> _Task description_: From the listing below, extract each entry exactly as written, minus the images.

━━━━━━━━━━━━━━━━━━━━

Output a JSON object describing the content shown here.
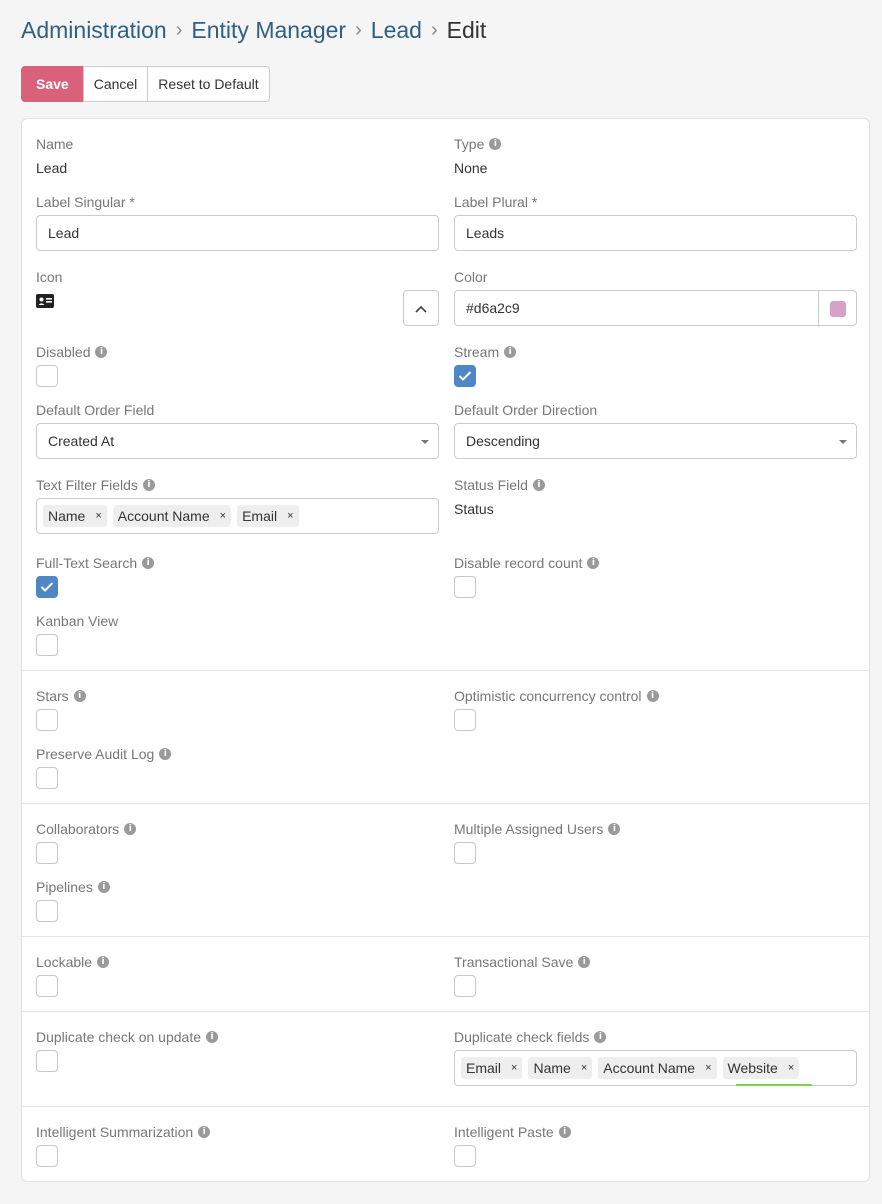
{
  "breadcrumb": {
    "items": [
      "Administration",
      "Entity Manager",
      "Lead"
    ],
    "current": "Edit",
    "separator": "›"
  },
  "buttons": {
    "save": "Save",
    "cancel": "Cancel",
    "reset": "Reset to Default"
  },
  "fields": {
    "name": {
      "label": "Name",
      "value": "Lead"
    },
    "type": {
      "label": "Type",
      "value": "None"
    },
    "label_singular": {
      "label": "Label Singular *",
      "value": "Lead"
    },
    "label_plural": {
      "label": "Label Plural *",
      "value": "Leads"
    },
    "icon": {
      "label": "Icon",
      "icon_name": "id-card-icon"
    },
    "color": {
      "label": "Color",
      "value": "#d6a2c9"
    },
    "disabled": {
      "label": "Disabled",
      "checked": false
    },
    "stream": {
      "label": "Stream",
      "checked": true
    },
    "default_order_field": {
      "label": "Default Order Field",
      "value": "Created At"
    },
    "default_order_direction": {
      "label": "Default Order Direction",
      "value": "Descending"
    },
    "text_filter_fields": {
      "label": "Text Filter Fields",
      "tags": [
        "Name",
        "Account Name",
        "Email"
      ]
    },
    "status_field": {
      "label": "Status Field",
      "value": "Status"
    },
    "full_text_search": {
      "label": "Full-Text Search",
      "checked": true
    },
    "disable_record_count": {
      "label": "Disable record count",
      "checked": false
    },
    "kanban_view": {
      "label": "Kanban View",
      "checked": false
    },
    "stars": {
      "label": "Stars",
      "checked": false
    },
    "optimistic_concurrency": {
      "label": "Optimistic concurrency control",
      "checked": false
    },
    "preserve_audit_log": {
      "label": "Preserve Audit Log",
      "checked": false
    },
    "collaborators": {
      "label": "Collaborators",
      "checked": false
    },
    "multiple_assigned_users": {
      "label": "Multiple Assigned Users",
      "checked": false
    },
    "pipelines": {
      "label": "Pipelines",
      "checked": false
    },
    "lockable": {
      "label": "Lockable",
      "checked": false
    },
    "transactional_save": {
      "label": "Transactional Save",
      "checked": false
    },
    "duplicate_check_on_update": {
      "label": "Duplicate check on update",
      "checked": false
    },
    "duplicate_check_fields": {
      "label": "Duplicate check fields",
      "tags": [
        "Email",
        "Name",
        "Account Name",
        "Website"
      ]
    },
    "intelligent_summarization": {
      "label": "Intelligent Summarization",
      "checked": false
    },
    "intelligent_paste": {
      "label": "Intelligent Paste",
      "checked": false
    }
  },
  "icons": {
    "info": "info-icon",
    "tag_remove": "×",
    "check": "check-icon",
    "chevron_up": "chevron-up-icon"
  },
  "colors": {
    "primary": "#d9617a",
    "checkbox_on": "#4f86c6",
    "link": "#2f5f85"
  }
}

━━━━━━━━━━━━━━━━━━━━

> _Task response_:
Output a JSON object describing the content shown here.
{
  "breadcrumb": {
    "items": [
      "Administration",
      "Entity Manager",
      "Lead"
    ],
    "current": "Edit",
    "separator": "›"
  },
  "buttons": {
    "save": "Save",
    "cancel": "Cancel",
    "reset": "Reset to Default"
  },
  "fields": {
    "name": {
      "label": "Name",
      "value": "Lead"
    },
    "type": {
      "label": "Type",
      "value": "None"
    },
    "label_singular": {
      "label": "Label Singular *",
      "value": "Lead"
    },
    "label_plural": {
      "label": "Label Plural *",
      "value": "Leads"
    },
    "icon": {
      "label": "Icon",
      "icon_name": "id-card-icon"
    },
    "color": {
      "label": "Color",
      "value": "#d6a2c9"
    },
    "disabled": {
      "label": "Disabled",
      "checked": false
    },
    "stream": {
      "label": "Stream",
      "checked": true
    },
    "default_order_field": {
      "label": "Default Order Field",
      "value": "Created At"
    },
    "default_order_direction": {
      "label": "Default Order Direction",
      "value": "Descending"
    },
    "text_filter_fields": {
      "label": "Text Filter Fields",
      "tags": [
        "Name",
        "Account Name",
        "Email"
      ]
    },
    "status_field": {
      "label": "Status Field",
      "value": "Status"
    },
    "full_text_search": {
      "label": "Full-Text Search",
      "checked": true
    },
    "disable_record_count": {
      "label": "Disable record count",
      "checked": false
    },
    "kanban_view": {
      "label": "Kanban View",
      "checked": false
    },
    "stars": {
      "label": "Stars",
      "checked": false
    },
    "optimistic_concurrency": {
      "label": "Optimistic concurrency control",
      "checked": false
    },
    "preserve_audit_log": {
      "label": "Preserve Audit Log",
      "checked": false
    },
    "collaborators": {
      "label": "Collaborators",
      "checked": false
    },
    "multiple_assigned_users": {
      "label": "Multiple Assigned Users",
      "checked": false
    },
    "pipelines": {
      "label": "Pipelines",
      "checked": false
    },
    "lockable": {
      "label": "Lockable",
      "checked": false
    },
    "transactional_save": {
      "label": "Transactional Save",
      "checked": false
    },
    "duplicate_check_on_update": {
      "label": "Duplicate check on update",
      "checked": false
    },
    "duplicate_check_fields": {
      "label": "Duplicate check fields",
      "tags": [
        "Email",
        "Name",
        "Account Name",
        "Website"
      ]
    },
    "intelligent_summarization": {
      "label": "Intelligent Summarization",
      "checked": false
    },
    "intelligent_paste": {
      "label": "Intelligent Paste",
      "checked": false
    }
  },
  "icons": {
    "info": "info-icon",
    "tag_remove": "×",
    "check": "check-icon",
    "chevron_up": "chevron-up-icon"
  },
  "colors": {
    "primary": "#d9617a",
    "checkbox_on": "#4f86c6",
    "link": "#2f5f85"
  }
}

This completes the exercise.